What to work on: Reproduce each of the entries below verbatim, line for line.
<<<<
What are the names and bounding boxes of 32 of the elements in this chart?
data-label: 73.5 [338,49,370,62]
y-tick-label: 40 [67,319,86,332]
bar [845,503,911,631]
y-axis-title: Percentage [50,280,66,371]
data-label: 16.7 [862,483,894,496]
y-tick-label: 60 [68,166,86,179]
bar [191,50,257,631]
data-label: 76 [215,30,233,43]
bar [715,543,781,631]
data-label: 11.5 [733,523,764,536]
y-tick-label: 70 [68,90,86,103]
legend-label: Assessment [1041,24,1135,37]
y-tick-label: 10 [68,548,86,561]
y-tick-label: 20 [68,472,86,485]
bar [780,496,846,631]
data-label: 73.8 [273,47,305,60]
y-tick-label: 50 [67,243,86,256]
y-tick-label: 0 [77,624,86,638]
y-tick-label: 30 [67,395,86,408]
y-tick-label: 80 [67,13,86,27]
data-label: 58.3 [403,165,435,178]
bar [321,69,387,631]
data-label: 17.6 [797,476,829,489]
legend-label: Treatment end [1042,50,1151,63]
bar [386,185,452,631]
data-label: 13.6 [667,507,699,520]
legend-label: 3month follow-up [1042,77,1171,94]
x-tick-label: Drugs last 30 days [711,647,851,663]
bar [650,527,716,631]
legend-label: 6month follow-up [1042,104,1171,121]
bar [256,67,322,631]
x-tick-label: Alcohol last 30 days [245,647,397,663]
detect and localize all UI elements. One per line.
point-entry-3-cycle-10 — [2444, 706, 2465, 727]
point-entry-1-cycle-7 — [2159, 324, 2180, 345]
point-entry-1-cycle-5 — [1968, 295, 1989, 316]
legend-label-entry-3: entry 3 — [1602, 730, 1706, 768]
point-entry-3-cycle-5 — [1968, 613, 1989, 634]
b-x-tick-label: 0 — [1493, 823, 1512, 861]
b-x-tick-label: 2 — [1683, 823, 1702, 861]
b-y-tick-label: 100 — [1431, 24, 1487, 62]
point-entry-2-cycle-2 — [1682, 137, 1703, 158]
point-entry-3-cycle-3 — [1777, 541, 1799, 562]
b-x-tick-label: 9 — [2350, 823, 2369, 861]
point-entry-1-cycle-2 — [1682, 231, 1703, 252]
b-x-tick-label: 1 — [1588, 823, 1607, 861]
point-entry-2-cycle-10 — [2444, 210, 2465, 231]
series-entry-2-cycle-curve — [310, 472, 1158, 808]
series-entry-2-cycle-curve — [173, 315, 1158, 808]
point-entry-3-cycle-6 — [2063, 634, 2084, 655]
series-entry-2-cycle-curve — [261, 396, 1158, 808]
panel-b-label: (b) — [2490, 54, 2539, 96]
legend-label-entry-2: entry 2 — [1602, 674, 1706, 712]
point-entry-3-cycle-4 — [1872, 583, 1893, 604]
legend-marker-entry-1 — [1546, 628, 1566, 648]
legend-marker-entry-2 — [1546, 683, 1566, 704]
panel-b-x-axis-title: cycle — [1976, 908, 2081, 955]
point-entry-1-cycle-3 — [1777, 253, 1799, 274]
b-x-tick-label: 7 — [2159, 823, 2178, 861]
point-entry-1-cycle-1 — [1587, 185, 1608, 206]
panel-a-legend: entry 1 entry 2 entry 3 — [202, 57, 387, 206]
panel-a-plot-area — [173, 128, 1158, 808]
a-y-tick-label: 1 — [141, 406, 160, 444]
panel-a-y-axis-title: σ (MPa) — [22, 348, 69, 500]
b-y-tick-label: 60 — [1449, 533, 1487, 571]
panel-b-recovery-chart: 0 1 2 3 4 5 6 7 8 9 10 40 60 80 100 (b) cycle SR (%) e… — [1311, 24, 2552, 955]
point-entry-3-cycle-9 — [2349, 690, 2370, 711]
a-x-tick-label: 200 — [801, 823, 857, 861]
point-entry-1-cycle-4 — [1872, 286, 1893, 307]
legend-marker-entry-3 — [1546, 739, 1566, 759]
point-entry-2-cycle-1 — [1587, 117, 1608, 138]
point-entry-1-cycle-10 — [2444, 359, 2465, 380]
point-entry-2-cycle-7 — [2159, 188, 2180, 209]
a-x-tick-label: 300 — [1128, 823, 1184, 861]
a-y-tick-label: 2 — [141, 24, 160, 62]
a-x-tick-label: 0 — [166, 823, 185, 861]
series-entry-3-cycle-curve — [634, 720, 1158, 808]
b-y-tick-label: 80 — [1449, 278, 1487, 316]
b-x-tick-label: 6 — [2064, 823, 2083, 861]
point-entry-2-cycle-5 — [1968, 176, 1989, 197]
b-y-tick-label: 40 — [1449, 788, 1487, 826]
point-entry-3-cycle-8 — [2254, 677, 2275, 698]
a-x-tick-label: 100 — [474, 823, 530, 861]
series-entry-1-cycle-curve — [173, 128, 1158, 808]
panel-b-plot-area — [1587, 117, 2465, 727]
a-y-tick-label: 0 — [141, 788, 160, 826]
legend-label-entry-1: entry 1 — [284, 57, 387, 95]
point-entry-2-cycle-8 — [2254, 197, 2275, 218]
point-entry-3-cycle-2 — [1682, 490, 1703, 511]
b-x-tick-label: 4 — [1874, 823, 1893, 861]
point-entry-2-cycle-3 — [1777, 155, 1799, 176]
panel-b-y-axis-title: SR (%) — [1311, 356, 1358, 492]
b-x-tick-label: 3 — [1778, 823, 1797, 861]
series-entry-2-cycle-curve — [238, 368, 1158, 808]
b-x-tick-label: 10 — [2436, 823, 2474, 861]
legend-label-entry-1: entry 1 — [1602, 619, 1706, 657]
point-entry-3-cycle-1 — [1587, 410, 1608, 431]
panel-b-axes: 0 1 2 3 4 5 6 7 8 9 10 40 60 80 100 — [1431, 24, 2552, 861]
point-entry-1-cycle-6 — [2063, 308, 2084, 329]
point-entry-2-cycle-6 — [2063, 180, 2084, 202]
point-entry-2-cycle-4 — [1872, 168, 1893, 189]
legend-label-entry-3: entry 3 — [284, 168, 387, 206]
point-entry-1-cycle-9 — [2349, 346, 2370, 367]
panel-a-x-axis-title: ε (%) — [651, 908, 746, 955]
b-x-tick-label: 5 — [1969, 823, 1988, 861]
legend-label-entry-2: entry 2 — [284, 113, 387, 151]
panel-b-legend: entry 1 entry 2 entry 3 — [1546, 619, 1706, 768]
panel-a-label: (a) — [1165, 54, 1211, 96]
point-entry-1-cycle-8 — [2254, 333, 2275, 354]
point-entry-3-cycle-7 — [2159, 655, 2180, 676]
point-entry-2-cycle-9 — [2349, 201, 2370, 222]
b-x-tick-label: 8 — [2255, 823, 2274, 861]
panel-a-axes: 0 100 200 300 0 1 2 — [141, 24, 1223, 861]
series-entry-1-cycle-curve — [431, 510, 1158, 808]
>>>>
Problem solution:
What are the names and bounding boxes of 32 of the elements in this chart?
data-label: 73.5 [338,49,370,62]
y-tick-label: 40 [67,319,86,332]
bar [845,503,911,631]
y-axis-title: Percentage [50,280,66,371]
data-label: 16.7 [862,483,894,496]
y-tick-label: 60 [68,166,86,179]
bar [191,50,257,631]
data-label: 76 [215,30,233,43]
bar [715,543,781,631]
data-label: 11.5 [733,523,764,536]
y-tick-label: 70 [68,90,86,103]
legend-label: Assessment [1041,24,1135,37]
y-tick-label: 10 [68,548,86,561]
y-tick-label: 20 [68,472,86,485]
bar [780,496,846,631]
data-label: 73.8 [273,47,305,60]
y-tick-label: 50 [67,243,86,256]
y-tick-label: 0 [77,624,86,638]
y-tick-label: 30 [67,395,86,408]
y-tick-label: 80 [67,13,86,27]
data-label: 58.3 [403,165,435,178]
bar [321,69,387,631]
data-label: 17.6 [797,476,829,489]
legend-label: Treatment end [1042,50,1151,63]
bar [386,185,452,631]
data-label: 13.6 [667,507,699,520]
legend-label: 3month follow-up [1042,77,1171,94]
x-tick-label: Drugs last 30 days [711,647,851,663]
bar [650,527,716,631]
legend-label: 6month follow-up [1042,104,1171,121]
bar [256,67,322,631]
x-tick-label: Alcohol last 30 days [245,647,397,663]
detect and localize all UI elements. One per line.
point-entry-3-cycle-10 — [2444, 706, 2465, 727]
point-entry-1-cycle-7 — [2159, 324, 2180, 345]
point-entry-1-cycle-5 — [1968, 295, 1989, 316]
legend-label-entry-3: entry 3 — [1602, 730, 1706, 768]
point-entry-3-cycle-5 — [1968, 613, 1989, 634]
b-x-tick-label: 0 — [1493, 823, 1512, 861]
b-x-tick-label: 2 — [1683, 823, 1702, 861]
b-y-tick-label: 100 — [1431, 24, 1487, 62]
point-entry-2-cycle-2 — [1682, 137, 1703, 158]
point-entry-3-cycle-3 — [1777, 541, 1799, 562]
b-x-tick-label: 9 — [2350, 823, 2369, 861]
point-entry-1-cycle-2 — [1682, 231, 1703, 252]
b-x-tick-label: 1 — [1588, 823, 1607, 861]
point-entry-2-cycle-10 — [2444, 210, 2465, 231]
series-entry-2-cycle-curve — [310, 472, 1158, 808]
series-entry-2-cycle-curve — [173, 315, 1158, 808]
point-entry-3-cycle-6 — [2063, 634, 2084, 655]
series-entry-2-cycle-curve — [261, 396, 1158, 808]
panel-b-label: (b) — [2490, 54, 2539, 96]
legend-label-entry-2: entry 2 — [1602, 674, 1706, 712]
point-entry-3-cycle-4 — [1872, 583, 1893, 604]
legend-marker-entry-1 — [1546, 628, 1566, 648]
legend-marker-entry-2 — [1546, 683, 1566, 704]
panel-b-x-axis-title: cycle — [1976, 908, 2081, 955]
point-entry-1-cycle-3 — [1777, 253, 1799, 274]
b-x-tick-label: 7 — [2159, 823, 2178, 861]
point-entry-1-cycle-1 — [1587, 185, 1608, 206]
panel-a-legend: entry 1 entry 2 entry 3 — [202, 57, 387, 206]
panel-a-plot-area — [173, 128, 1158, 808]
a-y-tick-label: 1 — [141, 406, 160, 444]
panel-a-y-axis-title: σ (MPa) — [22, 348, 69, 500]
b-y-tick-label: 60 — [1449, 533, 1487, 571]
panel-b-recovery-chart: 0 1 2 3 4 5 6 7 8 9 10 40 60 80 100 (b) cycle SR (%) e… — [1311, 24, 2552, 955]
point-entry-3-cycle-9 — [2349, 690, 2370, 711]
a-x-tick-label: 200 — [801, 823, 857, 861]
point-entry-1-cycle-4 — [1872, 286, 1893, 307]
legend-marker-entry-3 — [1546, 739, 1566, 759]
point-entry-2-cycle-1 — [1587, 117, 1608, 138]
point-entry-1-cycle-10 — [2444, 359, 2465, 380]
point-entry-2-cycle-7 — [2159, 188, 2180, 209]
a-x-tick-label: 300 — [1128, 823, 1184, 861]
a-y-tick-label: 2 — [141, 24, 160, 62]
a-x-tick-label: 0 — [166, 823, 185, 861]
series-entry-3-cycle-curve — [634, 720, 1158, 808]
b-y-tick-label: 80 — [1449, 278, 1487, 316]
b-x-tick-label: 6 — [2064, 823, 2083, 861]
point-entry-2-cycle-5 — [1968, 176, 1989, 197]
b-y-tick-label: 40 — [1449, 788, 1487, 826]
point-entry-3-cycle-8 — [2254, 677, 2275, 698]
a-x-tick-label: 100 — [474, 823, 530, 861]
series-entry-1-cycle-curve — [173, 128, 1158, 808]
panel-b-plot-area — [1587, 117, 2465, 727]
a-y-tick-label: 0 — [141, 788, 160, 826]
legend-label-entry-1: entry 1 — [284, 57, 387, 95]
point-entry-2-cycle-8 — [2254, 197, 2275, 218]
point-entry-3-cycle-2 — [1682, 490, 1703, 511]
b-x-tick-label: 4 — [1874, 823, 1893, 861]
point-entry-2-cycle-3 — [1777, 155, 1799, 176]
panel-b-y-axis-title: SR (%) — [1311, 356, 1358, 492]
b-x-tick-label: 3 — [1778, 823, 1797, 861]
series-entry-2-cycle-curve — [238, 368, 1158, 808]
b-x-tick-label: 10 — [2436, 823, 2474, 861]
legend-label-entry-1: entry 1 — [1602, 619, 1706, 657]
point-entry-3-cycle-1 — [1587, 410, 1608, 431]
panel-b-axes: 0 1 2 3 4 5 6 7 8 9 10 40 60 80 100 — [1431, 24, 2552, 861]
point-entry-1-cycle-6 — [2063, 308, 2084, 329]
point-entry-2-cycle-6 — [2063, 180, 2084, 202]
point-entry-2-cycle-4 — [1872, 168, 1893, 189]
legend-label-entry-3: entry 3 — [284, 168, 387, 206]
point-entry-1-cycle-9 — [2349, 346, 2370, 367]
panel-a-x-axis-title: ε (%) — [651, 908, 746, 955]
b-x-tick-label: 5 — [1969, 823, 1988, 861]
legend-label-entry-2: entry 2 — [284, 113, 387, 151]
panel-b-legend: entry 1 entry 2 entry 3 — [1546, 619, 1706, 768]
panel-a-label: (a) — [1165, 54, 1211, 96]
point-entry-1-cycle-8 — [2254, 333, 2275, 354]
point-entry-3-cycle-7 — [2159, 655, 2180, 676]
point-entry-2-cycle-9 — [2349, 201, 2370, 222]
b-x-tick-label: 8 — [2255, 823, 2274, 861]
panel-a-axes: 0 100 200 300 0 1 2 — [141, 24, 1223, 861]
series-entry-1-cycle-curve — [431, 510, 1158, 808]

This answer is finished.